(Data records)

-------

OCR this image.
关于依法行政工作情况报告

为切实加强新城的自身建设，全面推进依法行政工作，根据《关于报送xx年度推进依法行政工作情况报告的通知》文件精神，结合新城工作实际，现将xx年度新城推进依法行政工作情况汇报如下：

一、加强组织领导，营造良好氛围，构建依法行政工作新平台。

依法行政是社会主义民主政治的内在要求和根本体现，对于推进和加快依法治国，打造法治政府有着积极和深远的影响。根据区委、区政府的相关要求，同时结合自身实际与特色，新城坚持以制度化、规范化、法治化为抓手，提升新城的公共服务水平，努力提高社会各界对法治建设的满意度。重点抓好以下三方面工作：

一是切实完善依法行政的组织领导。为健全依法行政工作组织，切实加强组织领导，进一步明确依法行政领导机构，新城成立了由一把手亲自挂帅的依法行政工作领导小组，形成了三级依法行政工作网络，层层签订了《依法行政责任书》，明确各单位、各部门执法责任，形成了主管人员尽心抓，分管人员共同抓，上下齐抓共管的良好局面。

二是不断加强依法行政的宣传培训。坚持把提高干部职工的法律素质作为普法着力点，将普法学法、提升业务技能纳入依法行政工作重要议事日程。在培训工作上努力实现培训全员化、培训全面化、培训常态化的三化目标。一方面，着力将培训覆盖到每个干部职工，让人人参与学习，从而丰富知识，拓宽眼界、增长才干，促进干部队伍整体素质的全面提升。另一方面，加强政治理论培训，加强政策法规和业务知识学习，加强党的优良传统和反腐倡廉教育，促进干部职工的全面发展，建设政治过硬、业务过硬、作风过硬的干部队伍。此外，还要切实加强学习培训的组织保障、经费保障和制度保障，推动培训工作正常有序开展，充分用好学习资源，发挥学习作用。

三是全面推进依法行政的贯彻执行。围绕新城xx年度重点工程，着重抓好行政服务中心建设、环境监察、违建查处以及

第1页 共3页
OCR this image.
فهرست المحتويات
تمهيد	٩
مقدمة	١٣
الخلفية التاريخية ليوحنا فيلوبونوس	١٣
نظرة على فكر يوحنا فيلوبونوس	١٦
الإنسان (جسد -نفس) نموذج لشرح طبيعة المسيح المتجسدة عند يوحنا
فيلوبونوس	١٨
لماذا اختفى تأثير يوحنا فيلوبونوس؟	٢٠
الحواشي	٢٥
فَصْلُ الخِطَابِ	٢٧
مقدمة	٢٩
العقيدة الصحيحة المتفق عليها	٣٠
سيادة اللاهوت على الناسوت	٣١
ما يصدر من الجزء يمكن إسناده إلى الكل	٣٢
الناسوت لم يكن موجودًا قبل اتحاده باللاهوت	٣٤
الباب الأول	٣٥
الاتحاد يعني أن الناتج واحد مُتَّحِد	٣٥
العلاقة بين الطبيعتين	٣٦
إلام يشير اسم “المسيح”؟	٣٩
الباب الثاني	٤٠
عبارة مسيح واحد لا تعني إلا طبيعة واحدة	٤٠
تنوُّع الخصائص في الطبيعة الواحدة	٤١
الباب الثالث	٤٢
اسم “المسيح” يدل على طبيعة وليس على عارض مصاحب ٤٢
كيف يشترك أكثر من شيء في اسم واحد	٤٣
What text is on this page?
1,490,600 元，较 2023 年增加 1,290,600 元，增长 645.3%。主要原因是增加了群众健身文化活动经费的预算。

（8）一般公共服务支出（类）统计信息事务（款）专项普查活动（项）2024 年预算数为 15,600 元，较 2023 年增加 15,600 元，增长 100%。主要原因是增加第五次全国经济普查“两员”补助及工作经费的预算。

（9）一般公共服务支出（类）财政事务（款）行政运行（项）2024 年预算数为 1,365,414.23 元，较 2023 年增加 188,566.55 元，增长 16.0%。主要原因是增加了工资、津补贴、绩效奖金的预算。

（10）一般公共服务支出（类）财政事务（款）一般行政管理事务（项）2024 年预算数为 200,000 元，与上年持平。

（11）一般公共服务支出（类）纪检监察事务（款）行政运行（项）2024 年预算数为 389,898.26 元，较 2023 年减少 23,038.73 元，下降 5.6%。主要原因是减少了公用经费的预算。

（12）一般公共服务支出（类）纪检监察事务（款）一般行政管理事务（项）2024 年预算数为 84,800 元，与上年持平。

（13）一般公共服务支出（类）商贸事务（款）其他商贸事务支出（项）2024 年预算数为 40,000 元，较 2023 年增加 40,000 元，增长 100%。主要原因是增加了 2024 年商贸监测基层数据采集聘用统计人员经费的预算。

-------

_EXERCISE PROMPT_.
Quote all the records. Keep every word exact.

_COMPLETED EXERCISE_.
OCR this image.
关于依法行政工作情况报告

为切实加强新城的自身建设，全面推进依法行政工作，根据《关于报送xx年度推进依法行政工作情况报告的通知》文件精神，结合新城工作实际，现将xx年度新城推进依法行政工作情况汇报如下：

一、加强组织领导，营造良好氛围，构建依法行政工作新平台。

依法行政是社会主义民主政治的内在要求和根本体现，对于推进和加快依法治国，打造法治政府有着积极和深远的影响。根据区委、区政府的相关要求，同时结合自身实际与特色，新城坚持以制度化、规范化、法治化为抓手，提升新城的公共服务水平，努力提高社会各界对法治建设的满意度。重点抓好以下三方面工作：

一是切实完善依法行政的组织领导。为健全依法行政工作组织，切实加强组织领导，进一步明确依法行政领导机构，新城成立了由一把手亲自挂帅的依法行政工作领导小组，形成了三级依法行政工作网络，层层签订了《依法行政责任书》，明确各单位、各部门执法责任，形成了主管人员尽心抓，分管人员共同抓，上下齐抓共管的良好局面。

二是不断加强依法行政的宣传培训。坚持把提高干部职工的法律素质作为普法着力点，将普法学法、提升业务技能纳入依法行政工作重要议事日程。在培训工作上努力实现培训全员化、培训全面化、培训常态化的三化目标。一方面，着力将培训覆盖到每个干部职工，让人人参与学习，从而丰富知识，拓宽眼界、增长才干，促进干部队伍整体素质的全面提升。另一方面，加强政治理论培训，加强政策法规和业务知识学习，加强党的优良传统和反腐倡廉教育，促进干部职工的全面发展，建设政治过硬、业务过硬、作风过硬的干部队伍。此外，还要切实加强学习培训的组织保障、经费保障和制度保障，推动培训工作正常有序开展，充分用好学习资源，发挥学习作用。

三是全面推进依法行政的贯彻执行。围绕新城xx年度重点工程，着重抓好行政服务中心建设、环境监察、违建查处以及

第1页 共3页
OCR this image.
فهرست المحتويات
تمهيد	٩
مقدمة	١٣
الخلفية التاريخية ليوحنا فيلوبونوس	١٣
نظرة على فكر يوحنا فيلوبونوس	١٦
الإنسان (جسد -نفس) نموذج لشرح طبيعة المسيح المتجسدة عند يوحنا
فيلوبونوس	١٨
لماذا اختفى تأثير يوحنا فيلوبونوس؟	٢٠
الحواشي	٢٥
فَصْلُ الخِطَابِ	٢٧
مقدمة	٢٩
العقيدة الصحيحة المتفق عليها	٣٠
سيادة اللاهوت على الناسوت	٣١
ما يصدر من الجزء يمكن إسناده إلى الكل	٣٢
الناسوت لم يكن موجودًا قبل اتحاده باللاهوت	٣٤
الباب الأول	٣٥
الاتحاد يعني أن الناتج واحد مُتَّحِد	٣٥
العلاقة بين الطبيعتين	٣٦
إلام يشير اسم “المسيح”؟	٣٩
الباب الثاني	٤٠
عبارة مسيح واحد لا تعني إلا طبيعة واحدة	٤٠
تنوُّع الخصائص في الطبيعة الواحدة	٤١
الباب الثالث	٤٢
اسم “المسيح” يدل على طبيعة وليس على عارض مصاحب ٤٢
كيف يشترك أكثر من شيء في اسم واحد	٤٣
What text is on this page?
1,490,600 元，较 2023 年增加 1,290,600 元，增长 645.3%。主要原因是增加了群众健身文化活动经费的预算。

（8）一般公共服务支出（类）统计信息事务（款）专项普查活动（项）2024 年预算数为 15,600 元，较 2023 年增加 15,600 元，增长 100%。主要原因是增加第五次全国经济普查“两员”补助及工作经费的预算。

（9）一般公共服务支出（类）财政事务（款）行政运行（项）2024 年预算数为 1,365,414.23 元，较 2023 年增加 188,566.55 元，增长 16.0%。主要原因是增加了工资、津补贴、绩效奖金的预算。

（10）一般公共服务支出（类）财政事务（款）一般行政管理事务（项）2024 年预算数为 200,000 元，与上年持平。

（11）一般公共服务支出（类）纪检监察事务（款）行政运行（项）2024 年预算数为 389,898.26 元，较 2023 年减少 23,038.73 元，下降 5.6%。主要原因是减少了公用经费的预算。

（12）一般公共服务支出（类）纪检监察事务（款）一般行政管理事务（项）2024 年预算数为 84,800 元，与上年持平。

（13）一般公共服务支出（类）商贸事务（款）其他商贸事务支出（项）2024 年预算数为 40,000 元，较 2023 年增加 40,000 元，增长 100%。主要原因是增加了 2024 年商贸监测基层数据采集聘用统计人员经费的预算。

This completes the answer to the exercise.